§ **What this task involves**: Identify all lines below that hold "Liberty" and collect them.

§ **Records provided**:
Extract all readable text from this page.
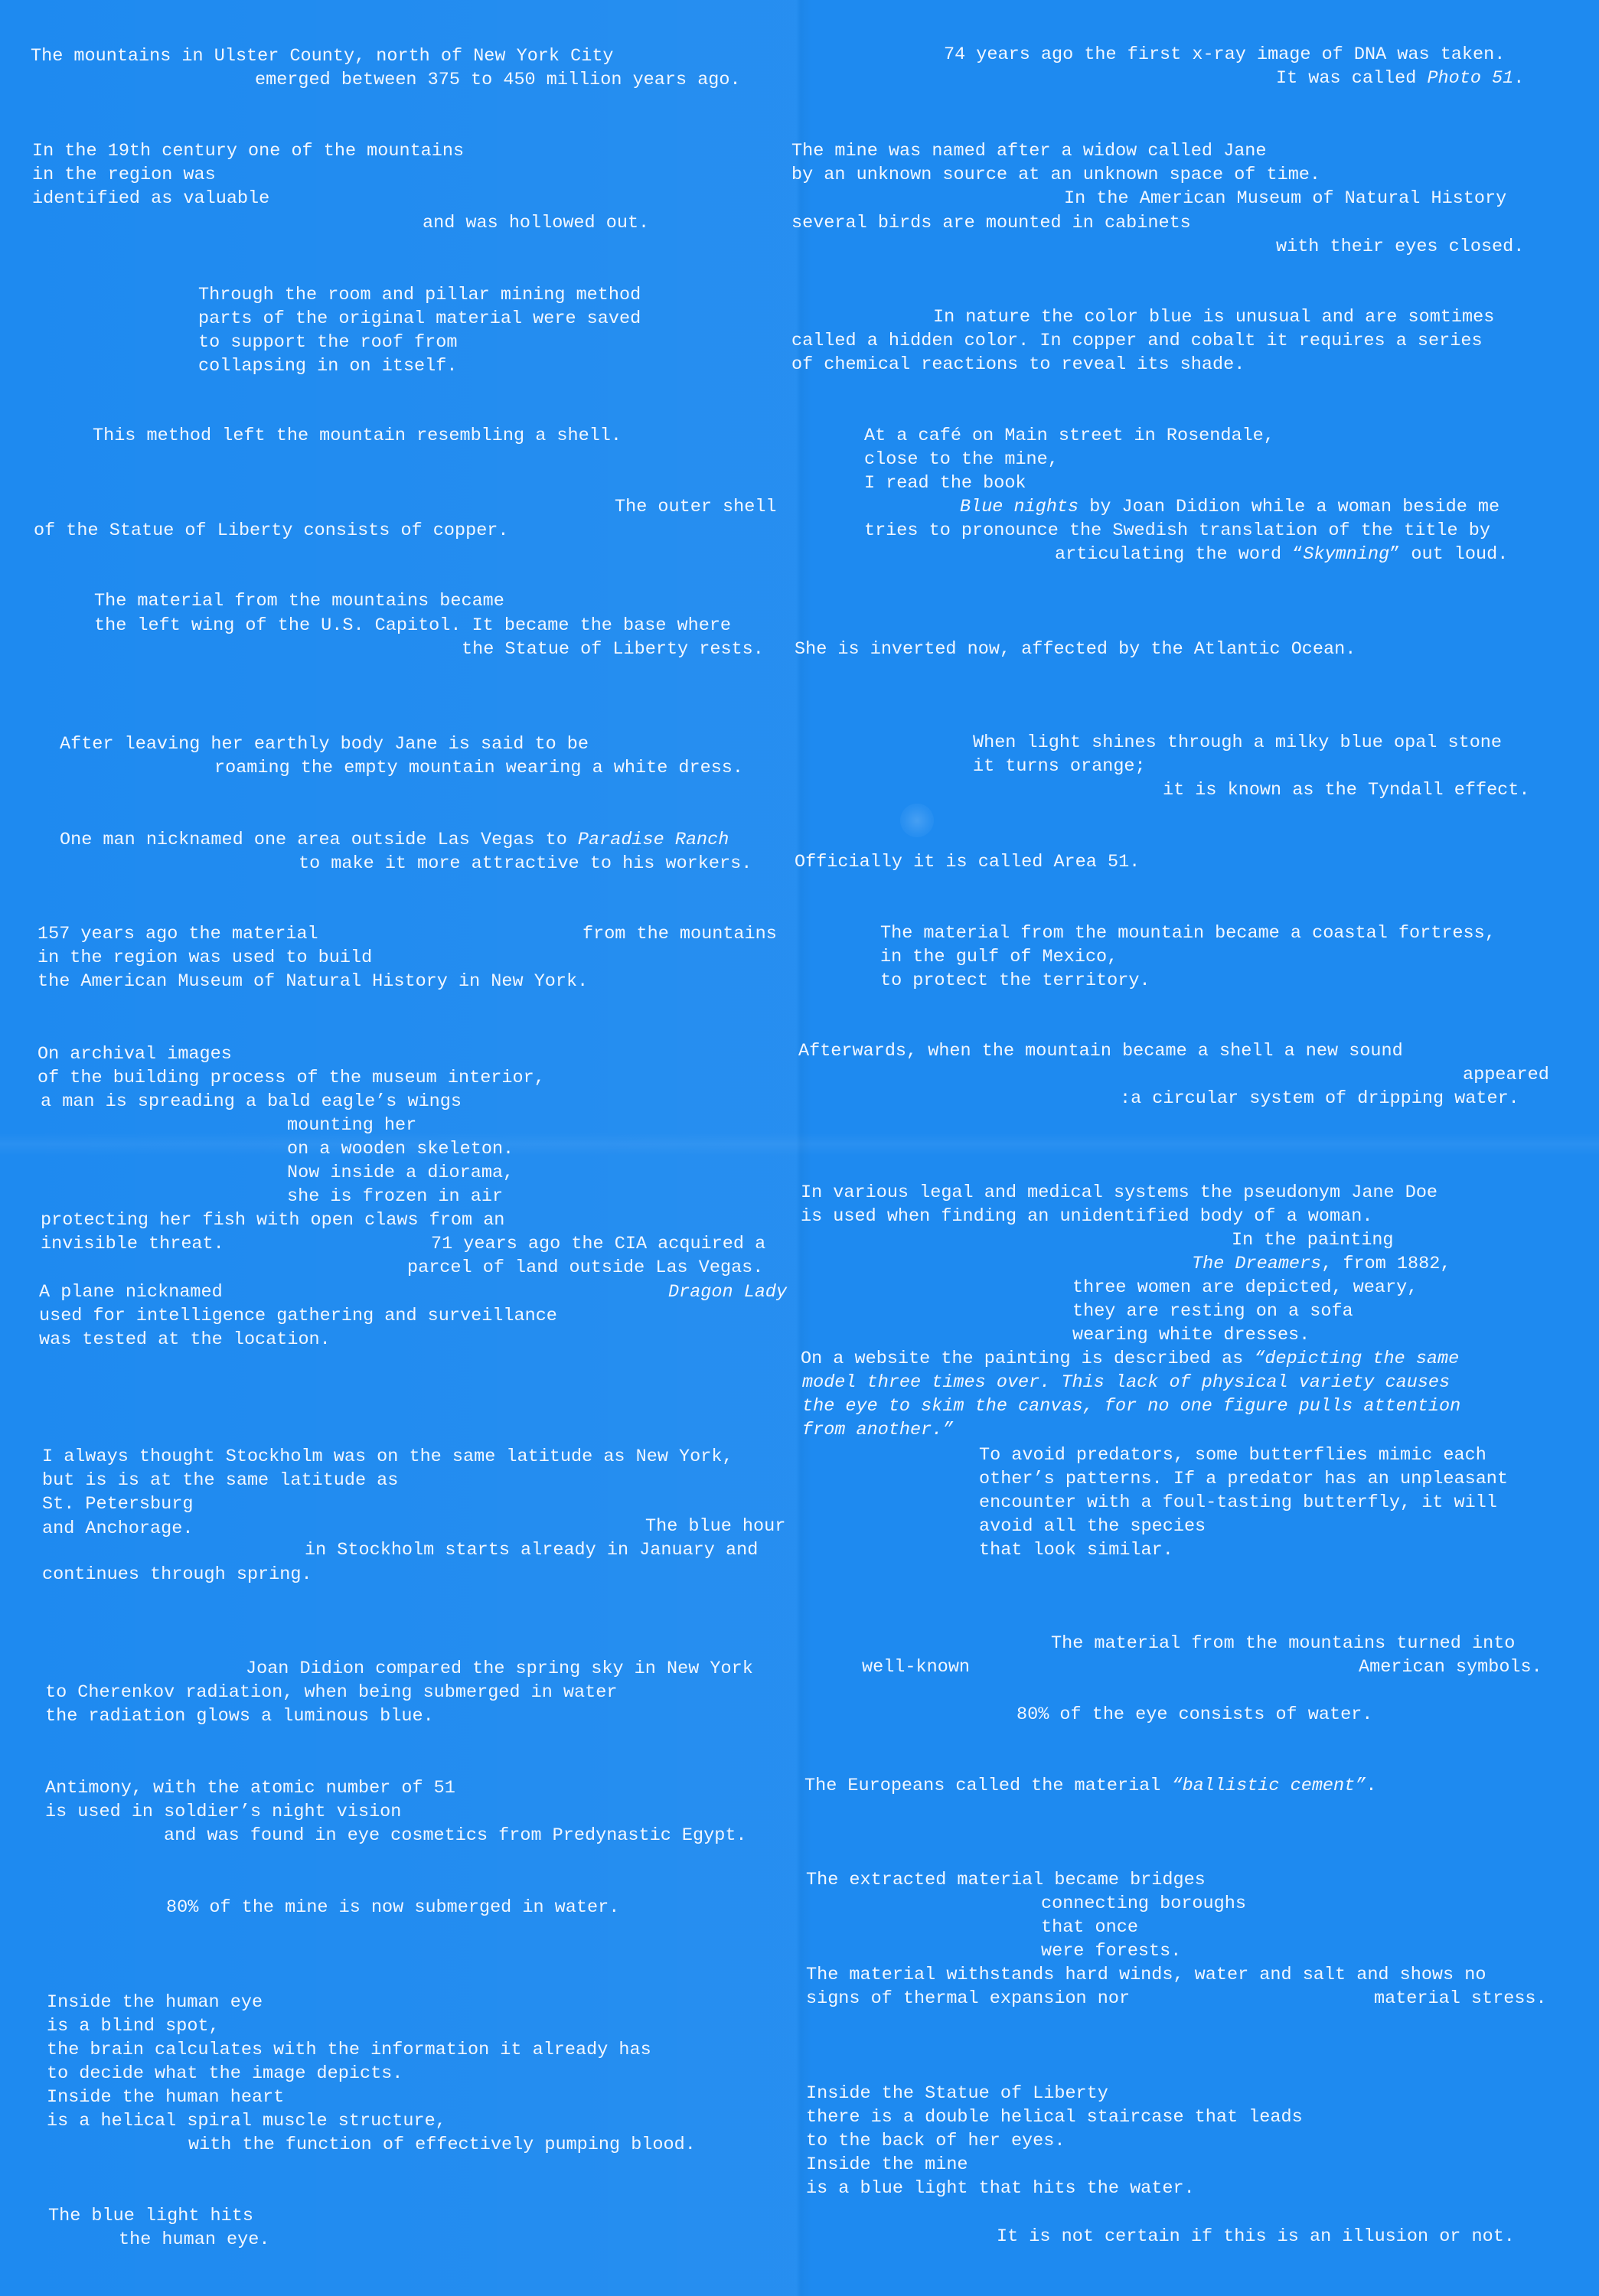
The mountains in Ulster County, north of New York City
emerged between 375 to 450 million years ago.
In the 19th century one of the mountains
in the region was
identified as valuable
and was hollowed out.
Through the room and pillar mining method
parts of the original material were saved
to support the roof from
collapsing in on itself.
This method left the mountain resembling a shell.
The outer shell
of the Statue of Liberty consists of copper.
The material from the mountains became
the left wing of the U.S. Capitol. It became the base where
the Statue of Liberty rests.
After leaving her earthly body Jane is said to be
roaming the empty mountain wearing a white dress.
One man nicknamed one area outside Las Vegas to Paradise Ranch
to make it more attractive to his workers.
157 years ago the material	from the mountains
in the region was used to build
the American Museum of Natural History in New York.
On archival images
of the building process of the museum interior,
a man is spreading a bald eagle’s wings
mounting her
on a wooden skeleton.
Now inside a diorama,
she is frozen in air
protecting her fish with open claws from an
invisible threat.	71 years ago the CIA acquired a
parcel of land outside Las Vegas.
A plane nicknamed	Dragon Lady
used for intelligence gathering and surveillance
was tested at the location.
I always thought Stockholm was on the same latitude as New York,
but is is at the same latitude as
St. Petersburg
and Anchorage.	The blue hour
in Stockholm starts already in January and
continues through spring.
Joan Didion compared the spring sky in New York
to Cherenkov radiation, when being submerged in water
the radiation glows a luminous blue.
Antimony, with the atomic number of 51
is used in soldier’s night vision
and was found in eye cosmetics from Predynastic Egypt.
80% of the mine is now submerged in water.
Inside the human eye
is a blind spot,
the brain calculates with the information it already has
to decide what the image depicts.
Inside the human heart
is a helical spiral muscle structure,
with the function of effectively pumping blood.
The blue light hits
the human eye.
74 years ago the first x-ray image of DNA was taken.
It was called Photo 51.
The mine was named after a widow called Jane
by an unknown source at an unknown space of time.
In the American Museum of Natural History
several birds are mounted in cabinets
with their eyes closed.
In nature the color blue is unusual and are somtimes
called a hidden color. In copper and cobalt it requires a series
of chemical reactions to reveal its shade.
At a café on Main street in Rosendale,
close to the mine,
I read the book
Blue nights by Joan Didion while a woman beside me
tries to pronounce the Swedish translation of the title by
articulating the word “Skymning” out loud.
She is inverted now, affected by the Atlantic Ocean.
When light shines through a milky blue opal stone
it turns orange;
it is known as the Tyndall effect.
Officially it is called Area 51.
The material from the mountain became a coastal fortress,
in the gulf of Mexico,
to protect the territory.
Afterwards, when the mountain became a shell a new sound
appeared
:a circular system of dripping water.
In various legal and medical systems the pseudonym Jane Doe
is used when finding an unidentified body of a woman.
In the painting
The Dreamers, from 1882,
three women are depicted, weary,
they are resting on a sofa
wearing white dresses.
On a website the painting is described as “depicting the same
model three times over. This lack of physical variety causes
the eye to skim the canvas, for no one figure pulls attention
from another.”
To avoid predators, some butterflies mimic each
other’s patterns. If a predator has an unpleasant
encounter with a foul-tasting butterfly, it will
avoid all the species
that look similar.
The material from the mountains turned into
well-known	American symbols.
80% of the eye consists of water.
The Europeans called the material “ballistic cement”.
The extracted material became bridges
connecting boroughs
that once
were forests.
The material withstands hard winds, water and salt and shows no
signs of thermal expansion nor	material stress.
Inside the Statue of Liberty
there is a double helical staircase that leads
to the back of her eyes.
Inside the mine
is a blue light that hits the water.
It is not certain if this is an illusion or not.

--

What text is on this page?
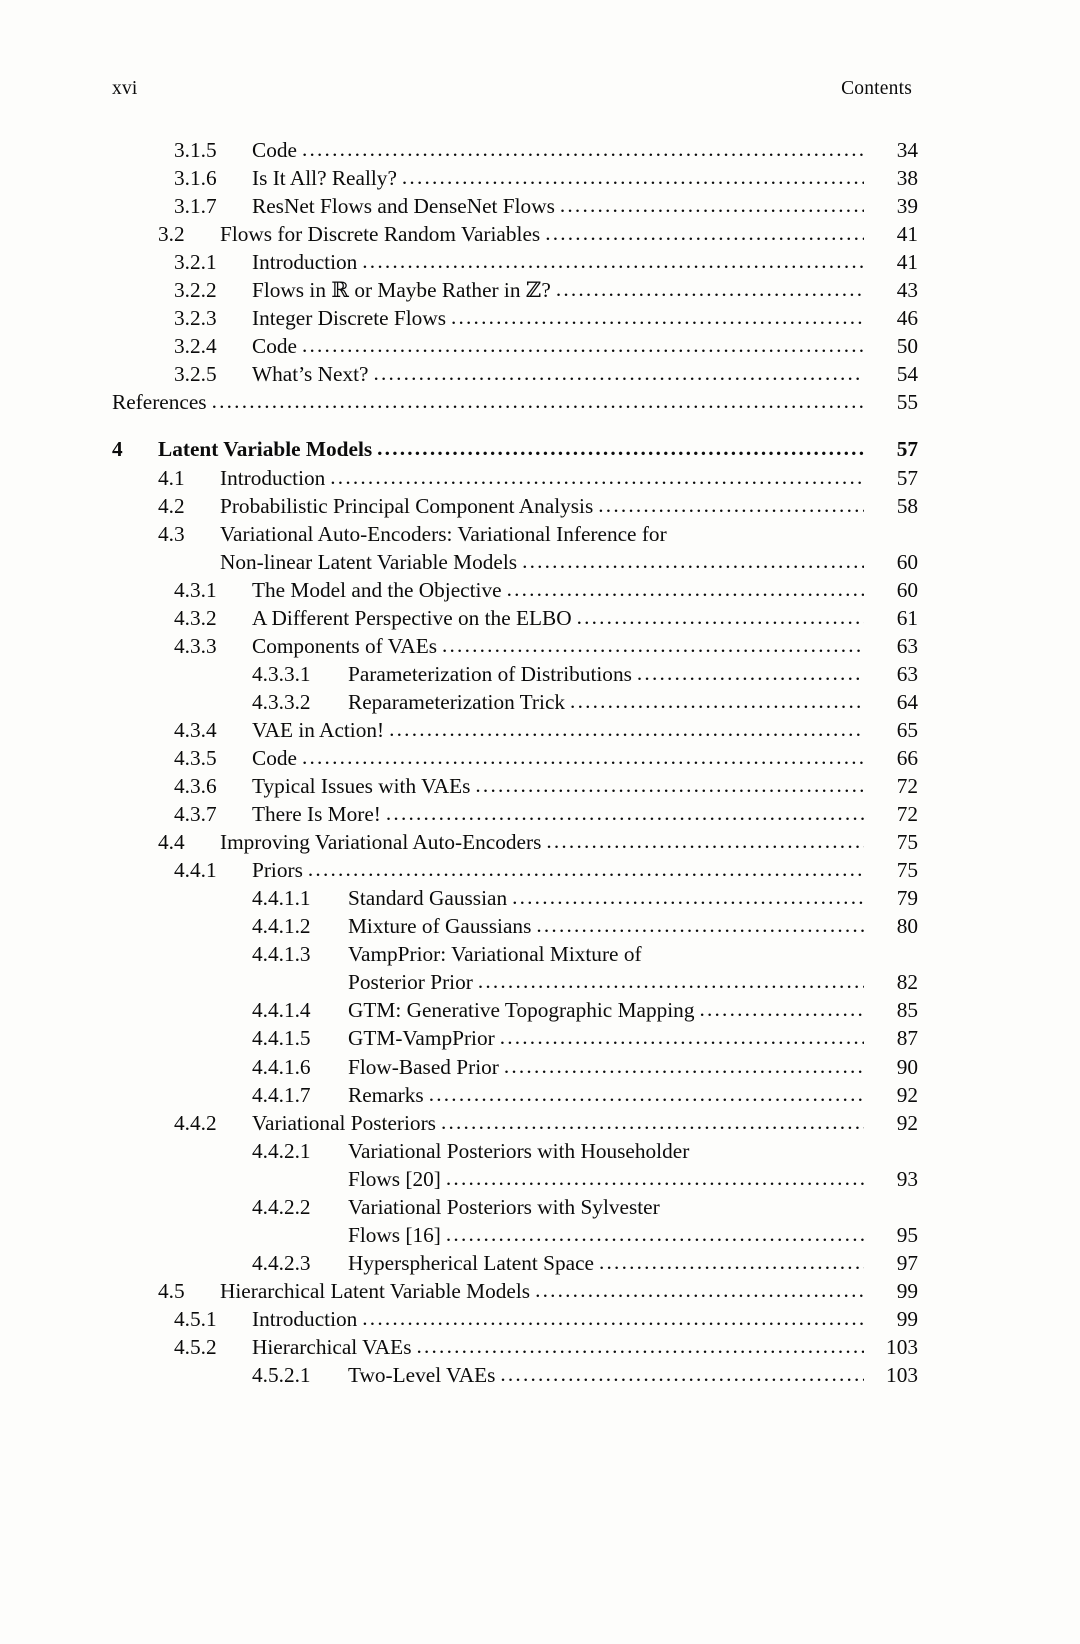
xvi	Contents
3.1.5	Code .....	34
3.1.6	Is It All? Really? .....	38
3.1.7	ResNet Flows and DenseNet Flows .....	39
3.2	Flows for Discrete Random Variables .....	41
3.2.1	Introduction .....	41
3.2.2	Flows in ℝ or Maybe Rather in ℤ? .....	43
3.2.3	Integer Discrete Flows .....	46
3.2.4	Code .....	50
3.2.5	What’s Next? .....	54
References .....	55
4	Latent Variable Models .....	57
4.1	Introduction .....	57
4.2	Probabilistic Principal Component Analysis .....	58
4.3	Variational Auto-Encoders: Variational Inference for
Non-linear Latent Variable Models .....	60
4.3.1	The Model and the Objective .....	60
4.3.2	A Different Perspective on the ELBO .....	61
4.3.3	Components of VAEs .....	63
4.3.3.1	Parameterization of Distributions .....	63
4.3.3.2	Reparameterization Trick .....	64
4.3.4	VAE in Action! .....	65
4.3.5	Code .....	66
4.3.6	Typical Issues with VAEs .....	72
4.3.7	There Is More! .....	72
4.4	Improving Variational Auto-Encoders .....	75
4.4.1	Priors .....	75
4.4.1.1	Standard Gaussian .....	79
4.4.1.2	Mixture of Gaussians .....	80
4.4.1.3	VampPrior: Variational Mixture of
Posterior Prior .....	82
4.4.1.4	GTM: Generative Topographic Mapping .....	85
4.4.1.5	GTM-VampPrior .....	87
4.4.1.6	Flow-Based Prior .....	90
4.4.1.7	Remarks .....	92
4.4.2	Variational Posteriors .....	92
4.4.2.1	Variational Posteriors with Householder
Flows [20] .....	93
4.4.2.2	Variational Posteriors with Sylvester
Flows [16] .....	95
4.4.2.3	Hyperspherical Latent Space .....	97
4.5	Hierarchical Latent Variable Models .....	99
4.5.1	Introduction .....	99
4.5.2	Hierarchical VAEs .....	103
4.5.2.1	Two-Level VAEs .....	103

§ **Answer**:
of the Statue of Liberty consists of copper.
the Statue of Liberty rests.
Inside the Statue of Liberty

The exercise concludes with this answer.